— CHALLENGE —
Search the material for the string "close" and copy each line where it occurs.
* start *
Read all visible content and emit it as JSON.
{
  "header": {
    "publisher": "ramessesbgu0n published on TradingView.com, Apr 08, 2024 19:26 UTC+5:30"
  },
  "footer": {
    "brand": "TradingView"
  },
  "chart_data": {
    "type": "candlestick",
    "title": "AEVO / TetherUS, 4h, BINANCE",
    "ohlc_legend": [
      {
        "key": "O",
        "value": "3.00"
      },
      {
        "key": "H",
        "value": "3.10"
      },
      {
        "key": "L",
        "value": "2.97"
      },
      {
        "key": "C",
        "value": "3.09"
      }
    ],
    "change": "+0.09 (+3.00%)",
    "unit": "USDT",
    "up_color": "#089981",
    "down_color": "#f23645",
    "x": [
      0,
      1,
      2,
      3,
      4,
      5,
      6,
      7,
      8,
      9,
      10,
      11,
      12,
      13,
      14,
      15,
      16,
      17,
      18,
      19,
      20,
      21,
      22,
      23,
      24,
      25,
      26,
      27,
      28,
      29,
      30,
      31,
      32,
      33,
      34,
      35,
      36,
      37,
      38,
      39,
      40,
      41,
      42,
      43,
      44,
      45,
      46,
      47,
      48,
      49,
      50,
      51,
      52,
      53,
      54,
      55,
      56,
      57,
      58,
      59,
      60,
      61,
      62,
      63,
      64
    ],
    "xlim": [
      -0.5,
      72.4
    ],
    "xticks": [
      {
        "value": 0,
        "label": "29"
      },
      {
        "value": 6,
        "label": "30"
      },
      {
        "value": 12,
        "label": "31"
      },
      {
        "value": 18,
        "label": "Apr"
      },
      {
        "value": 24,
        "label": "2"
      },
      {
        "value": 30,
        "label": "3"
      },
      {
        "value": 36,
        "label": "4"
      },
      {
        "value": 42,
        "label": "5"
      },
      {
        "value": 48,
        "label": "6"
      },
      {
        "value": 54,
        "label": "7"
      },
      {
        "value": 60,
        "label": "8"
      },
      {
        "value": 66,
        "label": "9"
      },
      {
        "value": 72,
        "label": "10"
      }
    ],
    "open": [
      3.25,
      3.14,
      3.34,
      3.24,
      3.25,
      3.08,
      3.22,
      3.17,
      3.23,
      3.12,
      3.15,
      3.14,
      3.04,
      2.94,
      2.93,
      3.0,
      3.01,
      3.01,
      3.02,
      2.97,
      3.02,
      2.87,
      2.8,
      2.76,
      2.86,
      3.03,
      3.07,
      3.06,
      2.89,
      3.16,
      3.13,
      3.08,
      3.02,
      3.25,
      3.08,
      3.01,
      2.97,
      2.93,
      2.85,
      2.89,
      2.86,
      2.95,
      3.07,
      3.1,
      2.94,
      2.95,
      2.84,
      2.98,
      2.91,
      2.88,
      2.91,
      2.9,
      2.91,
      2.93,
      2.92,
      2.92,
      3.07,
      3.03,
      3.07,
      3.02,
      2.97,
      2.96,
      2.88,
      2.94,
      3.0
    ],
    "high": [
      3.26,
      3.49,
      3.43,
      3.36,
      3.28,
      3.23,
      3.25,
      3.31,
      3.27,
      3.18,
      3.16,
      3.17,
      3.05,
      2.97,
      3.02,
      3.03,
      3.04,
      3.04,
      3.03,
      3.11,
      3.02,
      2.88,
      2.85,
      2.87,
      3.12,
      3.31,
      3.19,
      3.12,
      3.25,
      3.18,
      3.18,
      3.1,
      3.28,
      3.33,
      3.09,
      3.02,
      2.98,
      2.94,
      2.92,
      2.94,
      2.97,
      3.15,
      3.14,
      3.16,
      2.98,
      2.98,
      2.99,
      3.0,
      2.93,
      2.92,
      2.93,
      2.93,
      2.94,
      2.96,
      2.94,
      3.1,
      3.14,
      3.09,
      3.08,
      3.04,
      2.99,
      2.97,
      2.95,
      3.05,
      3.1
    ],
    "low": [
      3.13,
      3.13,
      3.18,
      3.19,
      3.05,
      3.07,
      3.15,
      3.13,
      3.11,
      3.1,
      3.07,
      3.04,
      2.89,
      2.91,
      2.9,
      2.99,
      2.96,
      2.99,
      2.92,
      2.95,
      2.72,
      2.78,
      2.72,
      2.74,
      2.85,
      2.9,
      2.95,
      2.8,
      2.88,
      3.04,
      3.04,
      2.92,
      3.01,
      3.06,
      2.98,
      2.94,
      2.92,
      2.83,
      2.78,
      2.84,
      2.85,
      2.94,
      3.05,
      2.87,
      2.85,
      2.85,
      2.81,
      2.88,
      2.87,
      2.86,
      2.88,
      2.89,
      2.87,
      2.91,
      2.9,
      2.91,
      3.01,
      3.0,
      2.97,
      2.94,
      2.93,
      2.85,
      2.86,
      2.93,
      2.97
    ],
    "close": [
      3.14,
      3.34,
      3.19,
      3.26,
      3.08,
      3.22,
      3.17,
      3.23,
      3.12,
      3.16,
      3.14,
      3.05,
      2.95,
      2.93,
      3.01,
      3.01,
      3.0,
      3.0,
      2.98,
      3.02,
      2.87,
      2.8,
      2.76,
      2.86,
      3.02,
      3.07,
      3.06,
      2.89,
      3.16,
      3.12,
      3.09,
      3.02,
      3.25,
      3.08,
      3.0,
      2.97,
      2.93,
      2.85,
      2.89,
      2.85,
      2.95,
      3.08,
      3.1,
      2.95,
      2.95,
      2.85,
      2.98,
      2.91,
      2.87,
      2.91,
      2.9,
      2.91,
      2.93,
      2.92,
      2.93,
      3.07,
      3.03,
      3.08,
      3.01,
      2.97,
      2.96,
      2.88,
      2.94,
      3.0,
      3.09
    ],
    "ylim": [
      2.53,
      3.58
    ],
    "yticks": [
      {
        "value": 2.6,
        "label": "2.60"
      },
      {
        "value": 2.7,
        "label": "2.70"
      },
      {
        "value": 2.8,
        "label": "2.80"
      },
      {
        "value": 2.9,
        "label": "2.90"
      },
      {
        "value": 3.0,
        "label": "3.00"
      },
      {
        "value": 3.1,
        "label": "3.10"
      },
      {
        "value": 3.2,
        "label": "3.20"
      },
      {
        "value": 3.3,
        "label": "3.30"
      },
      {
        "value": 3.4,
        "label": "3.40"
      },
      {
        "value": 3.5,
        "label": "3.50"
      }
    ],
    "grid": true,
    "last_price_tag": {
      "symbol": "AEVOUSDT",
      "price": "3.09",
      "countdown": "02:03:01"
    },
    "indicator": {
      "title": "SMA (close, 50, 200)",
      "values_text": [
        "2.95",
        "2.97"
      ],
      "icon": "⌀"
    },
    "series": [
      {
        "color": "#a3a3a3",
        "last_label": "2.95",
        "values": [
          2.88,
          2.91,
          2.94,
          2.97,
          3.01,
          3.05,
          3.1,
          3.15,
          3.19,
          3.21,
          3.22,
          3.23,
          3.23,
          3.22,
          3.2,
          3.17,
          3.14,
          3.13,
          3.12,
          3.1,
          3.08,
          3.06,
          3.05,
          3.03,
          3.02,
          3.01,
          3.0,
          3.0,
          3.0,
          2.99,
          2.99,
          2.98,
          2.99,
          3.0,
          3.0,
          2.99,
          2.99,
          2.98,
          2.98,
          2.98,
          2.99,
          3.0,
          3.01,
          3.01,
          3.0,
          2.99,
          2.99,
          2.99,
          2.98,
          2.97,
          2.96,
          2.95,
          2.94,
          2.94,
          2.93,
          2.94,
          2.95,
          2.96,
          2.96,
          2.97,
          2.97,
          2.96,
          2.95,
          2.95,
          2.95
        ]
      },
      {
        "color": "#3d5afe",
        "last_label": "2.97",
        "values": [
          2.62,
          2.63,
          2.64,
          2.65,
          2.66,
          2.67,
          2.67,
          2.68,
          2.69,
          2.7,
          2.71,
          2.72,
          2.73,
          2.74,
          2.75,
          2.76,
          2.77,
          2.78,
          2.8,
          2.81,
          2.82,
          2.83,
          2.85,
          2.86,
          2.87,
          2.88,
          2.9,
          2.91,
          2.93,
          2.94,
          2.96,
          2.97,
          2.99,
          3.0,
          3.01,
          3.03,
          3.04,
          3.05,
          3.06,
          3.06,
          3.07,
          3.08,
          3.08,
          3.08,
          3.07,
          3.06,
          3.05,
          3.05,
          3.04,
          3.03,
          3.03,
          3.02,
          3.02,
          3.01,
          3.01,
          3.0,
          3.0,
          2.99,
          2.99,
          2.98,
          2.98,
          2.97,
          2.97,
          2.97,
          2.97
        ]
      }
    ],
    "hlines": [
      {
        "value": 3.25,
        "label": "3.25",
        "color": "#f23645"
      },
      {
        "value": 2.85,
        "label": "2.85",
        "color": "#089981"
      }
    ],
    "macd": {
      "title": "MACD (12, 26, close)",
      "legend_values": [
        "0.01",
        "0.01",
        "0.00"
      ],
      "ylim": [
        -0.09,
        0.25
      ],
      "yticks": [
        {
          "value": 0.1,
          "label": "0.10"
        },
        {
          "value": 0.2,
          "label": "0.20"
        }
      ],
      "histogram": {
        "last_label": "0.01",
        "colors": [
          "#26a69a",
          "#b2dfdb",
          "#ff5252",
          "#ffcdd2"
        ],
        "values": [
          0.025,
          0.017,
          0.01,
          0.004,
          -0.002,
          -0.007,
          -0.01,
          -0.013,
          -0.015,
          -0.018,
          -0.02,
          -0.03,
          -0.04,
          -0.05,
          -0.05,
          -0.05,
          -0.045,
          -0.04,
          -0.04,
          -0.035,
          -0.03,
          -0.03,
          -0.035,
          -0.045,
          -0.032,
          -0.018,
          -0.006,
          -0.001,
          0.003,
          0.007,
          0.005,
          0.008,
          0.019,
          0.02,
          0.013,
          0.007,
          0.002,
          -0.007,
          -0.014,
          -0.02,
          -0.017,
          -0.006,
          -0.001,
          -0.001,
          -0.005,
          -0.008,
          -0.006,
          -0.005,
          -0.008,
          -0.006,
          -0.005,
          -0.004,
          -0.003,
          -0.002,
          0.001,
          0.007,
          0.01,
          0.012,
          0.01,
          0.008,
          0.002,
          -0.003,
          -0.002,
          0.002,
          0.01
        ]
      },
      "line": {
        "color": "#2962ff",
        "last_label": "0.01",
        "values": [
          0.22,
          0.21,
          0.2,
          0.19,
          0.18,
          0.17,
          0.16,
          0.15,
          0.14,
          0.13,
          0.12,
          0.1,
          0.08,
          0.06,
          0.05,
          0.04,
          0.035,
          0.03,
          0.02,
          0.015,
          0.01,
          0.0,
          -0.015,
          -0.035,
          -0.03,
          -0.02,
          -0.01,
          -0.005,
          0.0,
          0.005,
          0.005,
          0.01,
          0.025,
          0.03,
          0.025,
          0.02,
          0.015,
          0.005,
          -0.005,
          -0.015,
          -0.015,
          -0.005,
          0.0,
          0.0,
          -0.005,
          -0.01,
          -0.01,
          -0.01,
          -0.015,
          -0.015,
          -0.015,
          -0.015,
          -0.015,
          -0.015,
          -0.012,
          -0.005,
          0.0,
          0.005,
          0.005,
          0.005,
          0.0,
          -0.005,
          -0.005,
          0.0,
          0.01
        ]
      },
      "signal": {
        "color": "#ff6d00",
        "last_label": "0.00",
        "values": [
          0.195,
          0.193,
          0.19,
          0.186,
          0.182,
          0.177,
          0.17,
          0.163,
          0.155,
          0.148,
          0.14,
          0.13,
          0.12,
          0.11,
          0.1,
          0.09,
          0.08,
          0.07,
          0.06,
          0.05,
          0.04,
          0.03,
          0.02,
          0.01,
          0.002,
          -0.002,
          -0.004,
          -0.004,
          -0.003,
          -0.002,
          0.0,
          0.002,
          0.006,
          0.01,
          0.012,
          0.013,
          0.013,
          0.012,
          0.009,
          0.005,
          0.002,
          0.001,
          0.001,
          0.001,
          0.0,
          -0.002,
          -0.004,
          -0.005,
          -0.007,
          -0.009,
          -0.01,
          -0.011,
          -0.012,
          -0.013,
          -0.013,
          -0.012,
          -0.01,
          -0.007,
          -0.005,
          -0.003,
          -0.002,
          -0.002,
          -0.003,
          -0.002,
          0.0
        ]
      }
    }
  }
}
* end *
— REPLY TO THE TASK —
    "close": [
      "title": "SMA (close, 50, 200)",
      "title": "MACD (12, 26, close)",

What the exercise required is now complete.